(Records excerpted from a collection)
● ● ● ● ●
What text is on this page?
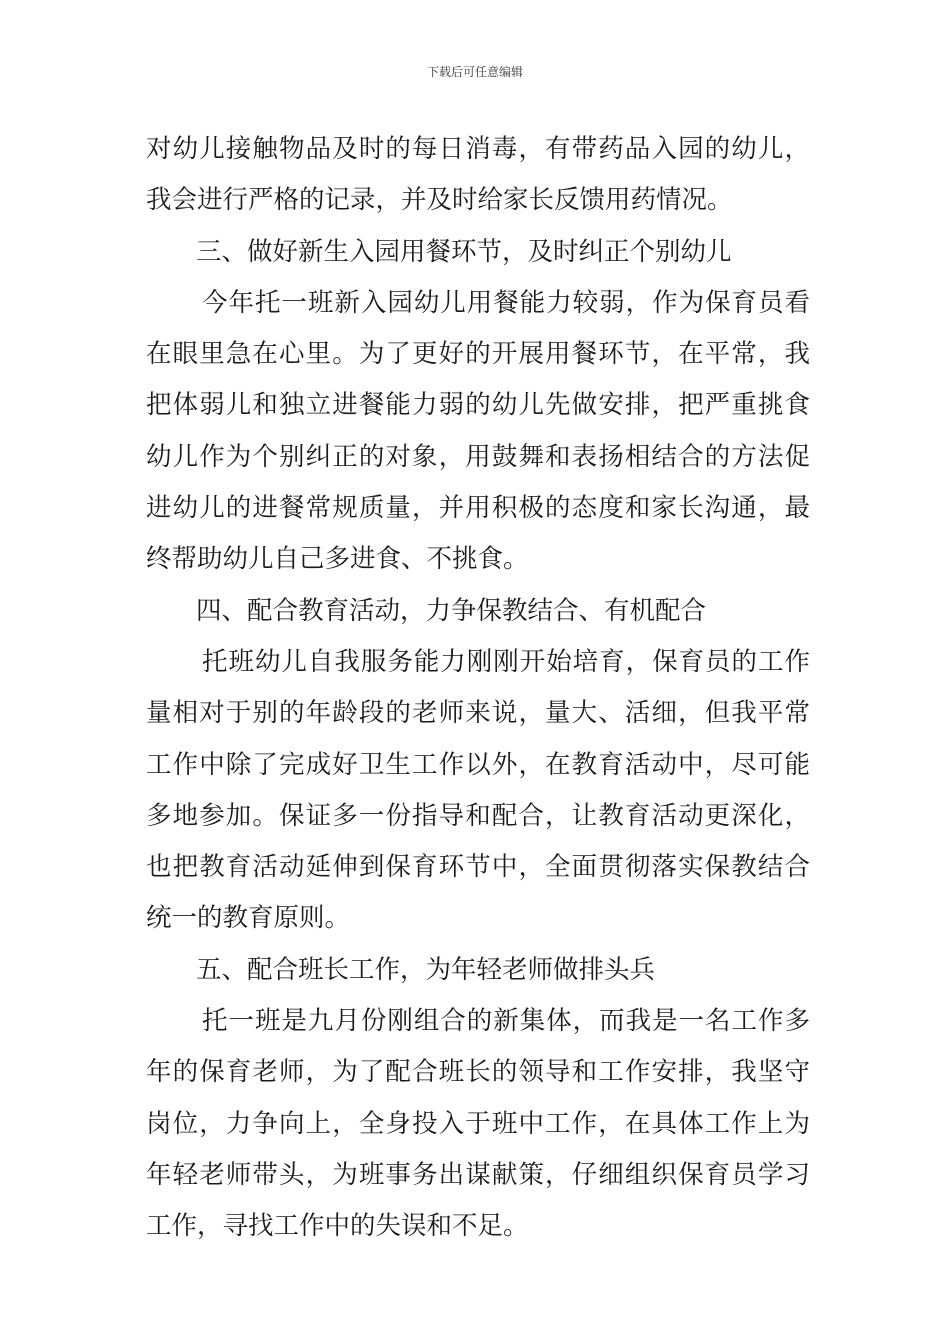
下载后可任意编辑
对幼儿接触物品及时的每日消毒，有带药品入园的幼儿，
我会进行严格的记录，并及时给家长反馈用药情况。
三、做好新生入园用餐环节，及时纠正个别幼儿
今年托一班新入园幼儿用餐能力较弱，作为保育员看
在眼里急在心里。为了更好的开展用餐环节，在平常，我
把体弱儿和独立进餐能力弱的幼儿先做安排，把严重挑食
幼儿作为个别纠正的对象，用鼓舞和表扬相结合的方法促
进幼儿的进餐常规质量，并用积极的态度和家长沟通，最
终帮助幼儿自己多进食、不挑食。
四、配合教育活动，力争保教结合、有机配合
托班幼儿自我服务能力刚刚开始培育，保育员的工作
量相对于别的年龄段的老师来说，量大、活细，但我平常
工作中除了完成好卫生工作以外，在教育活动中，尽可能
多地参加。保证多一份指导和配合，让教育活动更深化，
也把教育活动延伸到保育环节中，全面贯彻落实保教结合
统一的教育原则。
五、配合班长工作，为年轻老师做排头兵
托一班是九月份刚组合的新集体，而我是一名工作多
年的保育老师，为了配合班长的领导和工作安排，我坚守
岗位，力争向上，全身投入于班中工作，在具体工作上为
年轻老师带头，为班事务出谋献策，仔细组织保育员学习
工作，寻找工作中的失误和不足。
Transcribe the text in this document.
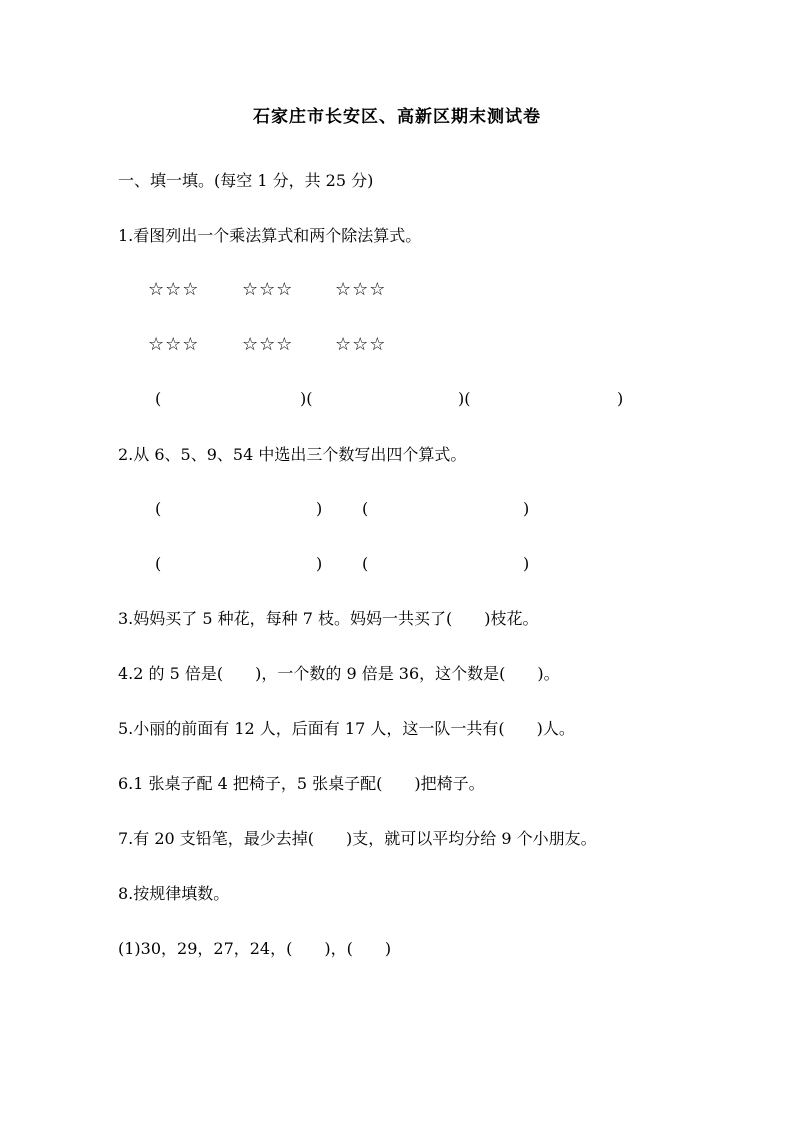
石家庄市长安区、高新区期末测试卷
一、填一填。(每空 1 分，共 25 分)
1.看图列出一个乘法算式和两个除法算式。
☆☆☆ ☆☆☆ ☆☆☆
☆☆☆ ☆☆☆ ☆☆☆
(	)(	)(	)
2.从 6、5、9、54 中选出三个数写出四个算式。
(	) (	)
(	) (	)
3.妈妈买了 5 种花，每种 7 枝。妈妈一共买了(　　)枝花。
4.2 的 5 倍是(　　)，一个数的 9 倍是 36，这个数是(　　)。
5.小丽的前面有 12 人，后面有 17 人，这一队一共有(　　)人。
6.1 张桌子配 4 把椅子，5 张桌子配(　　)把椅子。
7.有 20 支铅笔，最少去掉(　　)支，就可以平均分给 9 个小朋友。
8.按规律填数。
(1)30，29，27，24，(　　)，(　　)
● ● ● ● ●
What you need to do: Pictures in the records above are left out; print everything else exactly as written.

The result:
What text is on this page?
下载后可任意编辑
对幼儿接触物品及时的每日消毒，有带药品入园的幼儿，
我会进行严格的记录，并及时给家长反馈用药情况。
三、做好新生入园用餐环节，及时纠正个别幼儿
今年托一班新入园幼儿用餐能力较弱，作为保育员看
在眼里急在心里。为了更好的开展用餐环节，在平常，我
把体弱儿和独立进餐能力弱的幼儿先做安排，把严重挑食
幼儿作为个别纠正的对象，用鼓舞和表扬相结合的方法促
进幼儿的进餐常规质量，并用积极的态度和家长沟通，最
终帮助幼儿自己多进食、不挑食。
四、配合教育活动，力争保教结合、有机配合
托班幼儿自我服务能力刚刚开始培育，保育员的工作
量相对于别的年龄段的老师来说，量大、活细，但我平常
工作中除了完成好卫生工作以外，在教育活动中，尽可能
多地参加。保证多一份指导和配合，让教育活动更深化，
也把教育活动延伸到保育环节中，全面贯彻落实保教结合
统一的教育原则。
五、配合班长工作，为年轻老师做排头兵
托一班是九月份刚组合的新集体，而我是一名工作多
年的保育老师，为了配合班长的领导和工作安排，我坚守
岗位，力争向上，全身投入于班中工作，在具体工作上为
年轻老师带头，为班事务出谋献策，仔细组织保育员学习
工作，寻找工作中的失误和不足。
Transcribe the text in this document.
石家庄市长安区、高新区期末测试卷
一、填一填。(每空 1 分，共 25 分)
1.看图列出一个乘法算式和两个除法算式。
☆☆☆ ☆☆☆ ☆☆☆
☆☆☆ ☆☆☆ ☆☆☆
(	)(	)(	)
2.从 6、5、9、54 中选出三个数写出四个算式。
(	) (	)
(	) (	)
3.妈妈买了 5 种花，每种 7 枝。妈妈一共买了(　　)枝花。
4.2 的 5 倍是(　　)，一个数的 9 倍是 36，这个数是(　　)。
5.小丽的前面有 12 人，后面有 17 人，这一队一共有(　　)人。
6.1 张桌子配 4 把椅子，5 张桌子配(　　)把椅子。
7.有 20 支铅笔，最少去掉(　　)支，就可以平均分给 9 个小朋友。
8.按规律填数。
(1)30，29，27，24，(　　)，(　　)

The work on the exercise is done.